Return all lines below containing the word "频率越高".
>> START GIVEN DATA
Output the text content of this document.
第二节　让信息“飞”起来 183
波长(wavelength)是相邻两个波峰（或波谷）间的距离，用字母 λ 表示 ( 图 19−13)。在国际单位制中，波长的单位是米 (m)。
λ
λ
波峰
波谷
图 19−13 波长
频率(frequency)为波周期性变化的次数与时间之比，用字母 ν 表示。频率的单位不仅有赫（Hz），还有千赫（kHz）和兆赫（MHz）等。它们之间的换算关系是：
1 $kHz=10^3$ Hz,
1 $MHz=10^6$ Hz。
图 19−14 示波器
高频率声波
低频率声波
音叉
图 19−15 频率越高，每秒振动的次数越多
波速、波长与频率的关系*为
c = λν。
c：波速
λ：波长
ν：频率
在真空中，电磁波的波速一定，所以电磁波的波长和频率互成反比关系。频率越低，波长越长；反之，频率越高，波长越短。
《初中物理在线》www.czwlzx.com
>> END GIVEN DATA
## ANSWER TO THIS PROBLEM
图 19−15 频率越高，每秒振动的次数越多
在真空中，电磁波的波速一定，所以电磁波的波长和频率互成反比关系。频率越低，波长越长；反之，频率越高，波长越短。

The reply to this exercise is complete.